_WHAT IS REQUIRED_
Omit the images, then print each record below exactly as it reads.

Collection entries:
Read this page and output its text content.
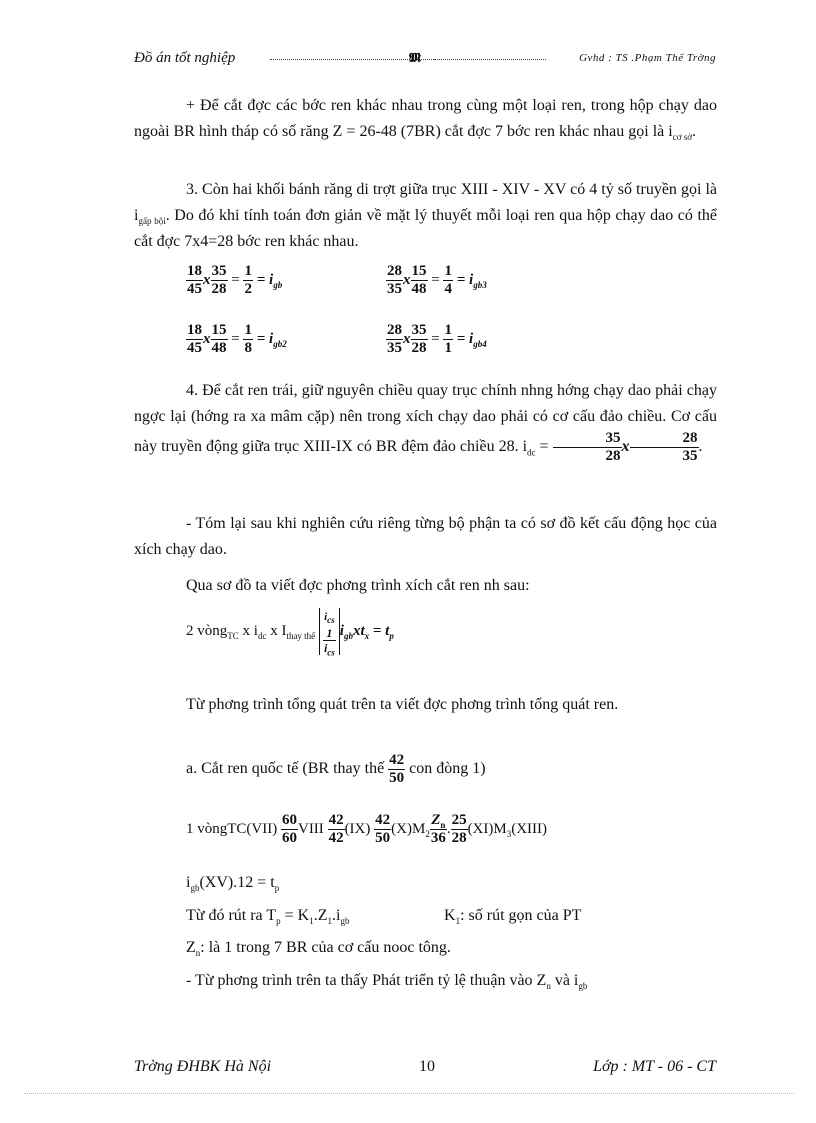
Đồ án tốt nghiệp	𝕸	Gvhd : TS .Phạm Thế Trờng
+ Để cắt đợc các bớc ren khác nhau trong cùng một loại ren, trong hộp chạy dao ngoài BR hình tháp có số răng Z = 26-48 (7BR) cắt đợc 7 bớc ren khác nhau gọi là $i_{cơ sở}$.
3. Còn hai khối bánh răng di trợt giữa trục XIII - XIV - XV có 4 tỷ số truyền gọi là $i_{gấp bội}$. Do đó khi tính toán đơn giản về mặt lý thuyết mỗi loại ren qua hộp chạy dao có thể cắt đợc 7x4=28 bớc ren khác nhau.
$\frac{18}{45}$ x $\frac{35}{28} = \frac{1}{2} = i_{gb}$	$\frac{28}{35}$ x $\frac{15}{48} = \frac{1}{4} = i_{gb3}$
$\frac{18}{45}$ x $\frac{15}{48} = \frac{1}{8} = i_{gb2}$	$\frac{28}{35}$ x $\frac{35}{28} = \frac{1}{1} = i_{gb4}$
4. Để cắt ren trái, giữ nguyên chiều quay trục chính nhng hớng chạy dao phải chạy ngợc lại (hớng ra xa mâm cặp) nên trong xích chạy dao phải có cơ cấu đảo chiều. Cơ cấu này truyền động giữa trục XIII-IX có BR đệm đảo chiều 28. $i_{dc} = \frac{35}{28}$ x $\frac{28}{35}$ .
- Tóm lại sau khi nghiên cứu riêng từng bộ phận ta có sơ đồ kết cấu động học của xích chạy dao.
Qua sơ đồ ta viết đợc phơng trình xích cắt ren nh sau:
2 vòng$_{TC}$ x $i_{dc}$ x $I_{thay thế}$
$i_{cs}$
$\frac{1}{i_{cs}} i_{gb}xt_x = t_p$
Từ phơng trình tổng quát trên ta viết đợc phơng trình tổng quát ren.
a. Cắt ren quốc tế (BR thay thế $\frac{42}{50}$ con đòng 1)
1 vòngTC(VII) $\frac{60}{60}$ VIII $\frac{42}{42} (IX) \frac{42}{50} (X)M_2 \frac{Z_n}{36}$ . $\frac{25}{28}$ $(XI)M_3(XIII)$
$i_{gb}(XV).12 = t_p$
Từ đó rút ra $T_p = K_1.Z_1.i_{gb}$	$K_1$: số rút gọn của PT
$Z_n$: là 1 trong 7 BR của cơ cấu nooc tông.
- Từ phơng trình trên ta thấy Phát triển tỷ lệ thuận vào $Z_n$ và $i_{gb}$
Trờng ĐHBK Hà Nội	10	Lớp : MT - 06 - CT
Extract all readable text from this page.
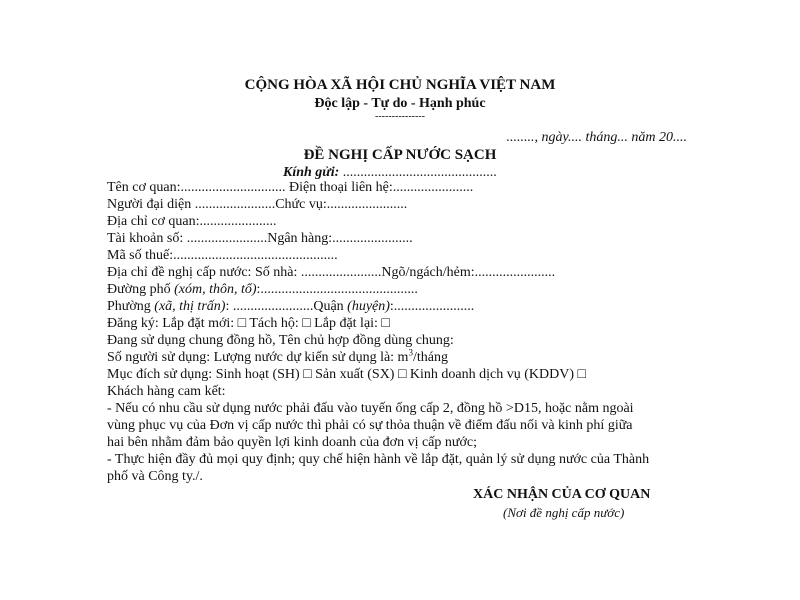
CỘNG HÒA XÃ HỘI CHỦ NGHĨA VIỆT NAM
Độc lập - Tự do - Hạnh phúc
---------------
........, ngày.... tháng... năm 20....
ĐỀ NGHỊ CẤP NƯỚC SẠCH
Kính gửi: ............................................
Tên cơ quan:.............................. Điện thoại liên hệ:.......................
Người đại diện .......................Chức vụ:.......................
Địa chỉ cơ quan:......................
Tài khoản số: .......................Ngân hàng:.......................
Mã số thuế:...............................................
Địa chỉ đề nghị cấp nước: Số nhà: .......................Ngõ/ngách/hẻm:.......................
Đường phố (xóm, thôn, tổ):.............................................
Phường (xã, thị trấn): .......................Quận (huyện):.......................
Đăng ký: Lắp đặt mới: □ Tách hộ: □ Lắp đặt lại: □
Đang sử dụng chung đồng hồ, Tên chủ hợp đồng dùng chung:
Số người sử dụng: Lượng nước dự kiến sử dụng là: $m^3$/tháng
Mục đích sử dụng: Sinh hoạt (SH) □ Sản xuất (SX) □ Kinh doanh dịch vụ (KDDV) □
Khách hàng cam kết:
- Nếu có nhu cầu sử dụng nước phải đấu vào tuyến ống cấp 2, đồng hồ >D15, hoặc nằm ngoài
vùng phục vụ của Đơn vị cấp nước thì phải có sự thỏa thuận về điểm đấu nối và kinh phí giữa
hai bên nhằm đảm bảo quyền lợi kinh doanh của đơn vị cấp nước;
- Thực hiện đầy đủ mọi quy định; quy chế hiện hành về lắp đặt, quản lý sử dụng nước của Thành
phố và Công ty./.
XÁC NHẬN CỦA CƠ QUAN
(Nơi đề nghị cấp nước)
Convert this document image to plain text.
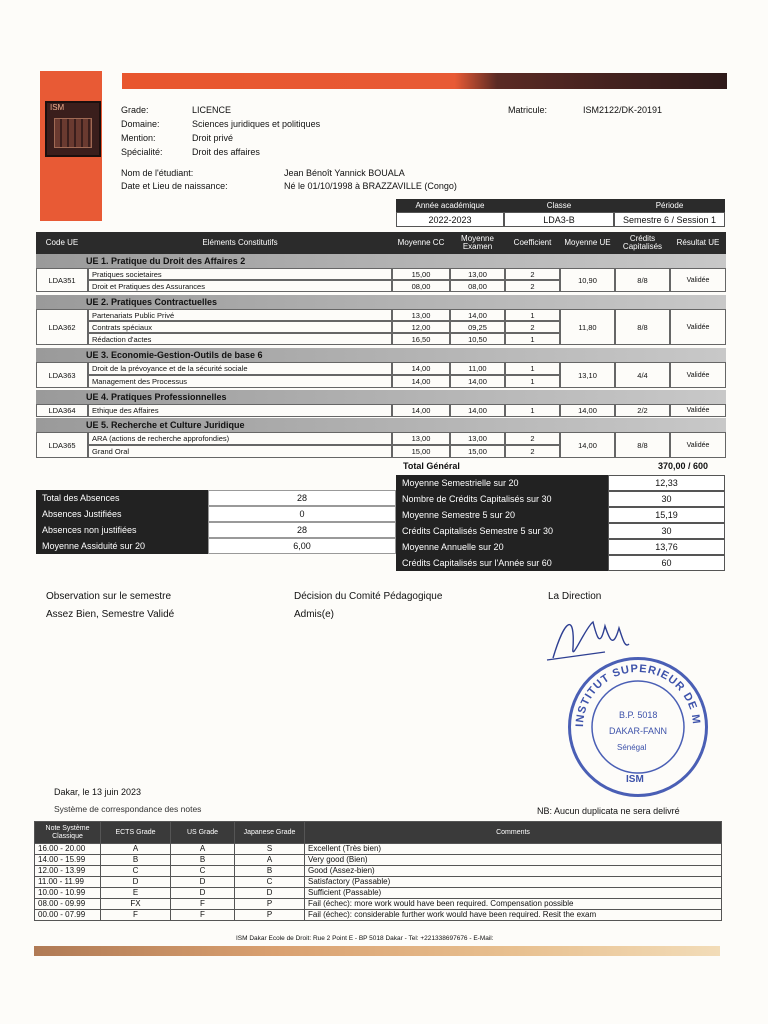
ISM	Grade:	LICENCE
Domaine:	Sciences juridiques et politiques
Mention:	Droit privé
Spécialité:	Droit des affaires
Matricule:	ISM2122/DK-20191
Nom de l'étudiant:	Jean Bénoît Yannick BOUALA
Date et Lieu de naissance:	Né le 01/10/1998 à BRAZZAVILLE (Congo)
Année académique	Classe	Période
2022-2023	LDA3-B	Semestre 6 / Session 1
Code UE	Eléments Constitutifs	Moyenne CC	Moyenne Examen	Coefficient	Moyenne UE	Crédits Capitalisés	Résultat UE
UE 1. Pratique du Droit des Affaires 2
LDA351
Pratiques societaires	15,00	13,00	2
Droit et Pratiques des Assurances	08,00	08,00	2
10,90	8/8	Validée
UE 2. Pratiques Contractuelles
LDA362
Partenariats Public Privé	13,00	14,00	1
Contrats spéciaux	12,00	09,25	2
Rédaction d'actes	16,50	10,50	1
11,80	8/8	Validée
UE 3. Economie-Gestion-Outils de base 6
LDA363
Droit de la prévoyance et de la sécurité sociale	14,00	11,00	1
Management des Processus	14,00	14,00	1
13,10	4/4	Validée
UE 4. Pratiques Professionnelles
LDA364	Ethique des Affaires	14,00	14,00	1	14,00	2/2	Validée
UE 5. Recherche et Culture Juridique
LDA365
ARA (actions de recherche approfondies)	13,00	13,00	2
Grand Oral	15,00	15,00	2
14,00	8/8	Validée
Total Général	370,00 / 600
Moyenne Semestrielle sur 20	12,33
Nombre de Crédits Capitalisés sur 30	30
Moyenne Semestre 5 sur 20	15,19
Crédits Capitalisés Semestre 5 sur 30	30
Moyenne Annuelle sur 20	13,76
Crédits Capitalisés sur l'Année sur 60	60
Total des Absences	28
Absences Justifiées	0
Absences non justifiées	28
Moyenne Assiduité sur 20	6,00
Observation sur le semestre
Assez Bien, Semestre Validé
Décision du Comité Pédagogique
Admis(e)
La Direction
INSTITUT SUPERIEUR DE M
B.P. 5018
DAKAR-FANN
Sénégal
ISM
Dakar, le 13 juin 2023
Système de correspondance des notes	NB: Aucun duplicata ne sera delivré
Note Système Classique	ECTS Grade	US Grade	Japanese Grade	Comments
16.00 - 20.00	A	A	S	Excellent (Très bien)
14.00 - 15.99	B	B	A	Very good (Bien)
12.00 - 13.99	C	C	B	Good (Assez-bien)
11.00 - 11.99	D	D	C	Satisfactory (Passable)
10.00 - 10.99	E	D	D	Sufficient (Passable)
08.00 - 09.99	FX	F	P	Fail (échec): more work would have been required. Compensation possible
00.00 - 07.99	F	F	P	Fail (échec): considerable further work would have been required. Resit the exam
ISM Dakar Ecole de Droit: Rue 2 Point E - BP 5018 Dakar - Tel: +221338697676 - E-Mail:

_EXPECTED OUTPUT_
Read this page and output its text content.
Đồ án tốt nghiệp	𝕸	Gvhd : TS .Phạm Thế Trờng
+ Để cắt đợc các bớc ren khác nhau trong cùng một loại ren, trong hộp chạy dao ngoài BR hình tháp có số răng Z = 26-48 (7BR) cắt đợc 7 bớc ren khác nhau gọi là $i_{cơ sở}$.
3. Còn hai khối bánh răng di trợt giữa trục XIII - XIV - XV có 4 tỷ số truyền gọi là $i_{gấp bội}$. Do đó khi tính toán đơn giản về mặt lý thuyết mỗi loại ren qua hộp chạy dao có thể cắt đợc 7x4=28 bớc ren khác nhau.
$\frac{18}{45}$ x $\frac{35}{28} = \frac{1}{2} = i_{gb}$	$\frac{28}{35}$ x $\frac{15}{48} = \frac{1}{4} = i_{gb3}$
$\frac{18}{45}$ x $\frac{15}{48} = \frac{1}{8} = i_{gb2}$	$\frac{28}{35}$ x $\frac{35}{28} = \frac{1}{1} = i_{gb4}$
4. Để cắt ren trái, giữ nguyên chiều quay trục chính nhng hớng chạy dao phải chạy ngợc lại (hớng ra xa mâm cặp) nên trong xích chạy dao phải có cơ cấu đảo chiều. Cơ cấu này truyền động giữa trục XIII-IX có BR đệm đảo chiều 28. $i_{dc} = \frac{35}{28}$ x $\frac{28}{35}$ .
- Tóm lại sau khi nghiên cứu riêng từng bộ phận ta có sơ đồ kết cấu động học của xích chạy dao.
Qua sơ đồ ta viết đợc phơng trình xích cắt ren nh sau:
2 vòng$_{TC}$ x $i_{dc}$ x $I_{thay thế}$
$i_{cs}$
$\frac{1}{i_{cs}} i_{gb}xt_x = t_p$
Từ phơng trình tổng quát trên ta viết đợc phơng trình tổng quát ren.
a. Cắt ren quốc tế (BR thay thế $\frac{42}{50}$ con đòng 1)
1 vòngTC(VII) $\frac{60}{60}$ VIII $\frac{42}{42} (IX) \frac{42}{50} (X)M_2 \frac{Z_n}{36}$ . $\frac{25}{28}$ $(XI)M_3(XIII)$
$i_{gb}(XV).12 = t_p$
Từ đó rút ra $T_p = K_1.Z_1.i_{gb}$	$K_1$: số rút gọn của PT
$Z_n$: là 1 trong 7 BR của cơ cấu nooc tông.
- Từ phơng trình trên ta thấy Phát triển tỷ lệ thuận vào $Z_n$ và $i_{gb}$
Trờng ĐHBK Hà Nội	10	Lớp : MT - 06 - CT
Extract all readable text from this page.
CỘNG HÒA XÃ HỘI CHỦ NGHĨA VIỆT NAM
Độc lập - Tự do - Hạnh phúc
---------------
........, ngày.... tháng... năm 20....
ĐỀ NGHỊ CẤP NƯỚC SẠCH
Kính gửi: ............................................
Tên cơ quan:.............................. Điện thoại liên hệ:.......................
Người đại diện .......................Chức vụ:.......................
Địa chỉ cơ quan:......................
Tài khoản số: .......................Ngân hàng:.......................
Mã số thuế:...............................................
Địa chỉ đề nghị cấp nước: Số nhà: .......................Ngõ/ngách/hẻm:.......................
Đường phố (xóm, thôn, tổ):.............................................
Phường (xã, thị trấn): .......................Quận (huyện):.......................
Đăng ký: Lắp đặt mới: □ Tách hộ: □ Lắp đặt lại: □
Đang sử dụng chung đồng hồ, Tên chủ hợp đồng dùng chung:
Số người sử dụng: Lượng nước dự kiến sử dụng là: $m^3$/tháng
Mục đích sử dụng: Sinh hoạt (SH) □ Sản xuất (SX) □ Kinh doanh dịch vụ (KDDV) □
Khách hàng cam kết:
- Nếu có nhu cầu sử dụng nước phải đấu vào tuyến ống cấp 2, đồng hồ >D15, hoặc nằm ngoài
vùng phục vụ của Đơn vị cấp nước thì phải có sự thỏa thuận về điểm đấu nối và kinh phí giữa
hai bên nhằm đảm bảo quyền lợi kinh doanh của đơn vị cấp nước;
- Thực hiện đầy đủ mọi quy định; quy chế hiện hành về lắp đặt, quản lý sử dụng nước của Thành
phố và Công ty./.
XÁC NHẬN CỦA CƠ QUAN
(Nơi đề nghị cấp nước)
Convert this document image to plain text.
ISM	Grade:	LICENCE
Domaine:	Sciences juridiques et politiques
Mention:	Droit privé
Spécialité:	Droit des affaires
Matricule:	ISM2122/DK-20191
Nom de l'étudiant:	Jean Bénoît Yannick BOUALA
Date et Lieu de naissance:	Né le 01/10/1998 à BRAZZAVILLE (Congo)
Année académique	Classe	Période
2022-2023	LDA3-B	Semestre 6 / Session 1
Code UE	Eléments Constitutifs	Moyenne CC	Moyenne Examen	Coefficient	Moyenne UE	Crédits Capitalisés	Résultat UE
UE 1. Pratique du Droit des Affaires 2
LDA351
Pratiques societaires	15,00	13,00	2
Droit et Pratiques des Assurances	08,00	08,00	2
10,90	8/8	Validée
UE 2. Pratiques Contractuelles
LDA362
Partenariats Public Privé	13,00	14,00	1
Contrats spéciaux	12,00	09,25	2
Rédaction d'actes	16,50	10,50	1
11,80	8/8	Validée
UE 3. Economie-Gestion-Outils de base 6
LDA363
Droit de la prévoyance et de la sécurité sociale	14,00	11,00	1
Management des Processus	14,00	14,00	1
13,10	4/4	Validée
UE 4. Pratiques Professionnelles
LDA364	Ethique des Affaires	14,00	14,00	1	14,00	2/2	Validée
UE 5. Recherche et Culture Juridique
LDA365
ARA (actions de recherche approfondies)	13,00	13,00	2
Grand Oral	15,00	15,00	2
14,00	8/8	Validée
Total Général	370,00 / 600
Moyenne Semestrielle sur 20	12,33
Nombre de Crédits Capitalisés sur 30	30
Moyenne Semestre 5 sur 20	15,19
Crédits Capitalisés Semestre 5 sur 30	30
Moyenne Annuelle sur 20	13,76
Crédits Capitalisés sur l'Année sur 60	60
Total des Absences	28
Absences Justifiées	0
Absences non justifiées	28
Moyenne Assiduité sur 20	6,00
Observation sur le semestre
Assez Bien, Semestre Validé
Décision du Comité Pédagogique
Admis(e)
La Direction
INSTITUT SUPERIEUR DE M
B.P. 5018
DAKAR-FANN
Sénégal
ISM
Dakar, le 13 juin 2023
Système de correspondance des notes	NB: Aucun duplicata ne sera delivré
Note Système Classique	ECTS Grade	US Grade	Japanese Grade	Comments
16.00 - 20.00	A	A	S	Excellent (Très bien)
14.00 - 15.99	B	B	A	Very good (Bien)
12.00 - 13.99	C	C	B	Good (Assez-bien)
11.00 - 11.99	D	D	C	Satisfactory (Passable)
10.00 - 10.99	E	D	D	Sufficient (Passable)
08.00 - 09.99	FX	F	P	Fail (échec): more work would have been required. Compensation possible
00.00 - 07.99	F	F	P	Fail (échec): considerable further work would have been required. Resit the exam
ISM Dakar Ecole de Droit: Rue 2 Point E - BP 5018 Dakar - Tel: +221338697676 - E-Mail:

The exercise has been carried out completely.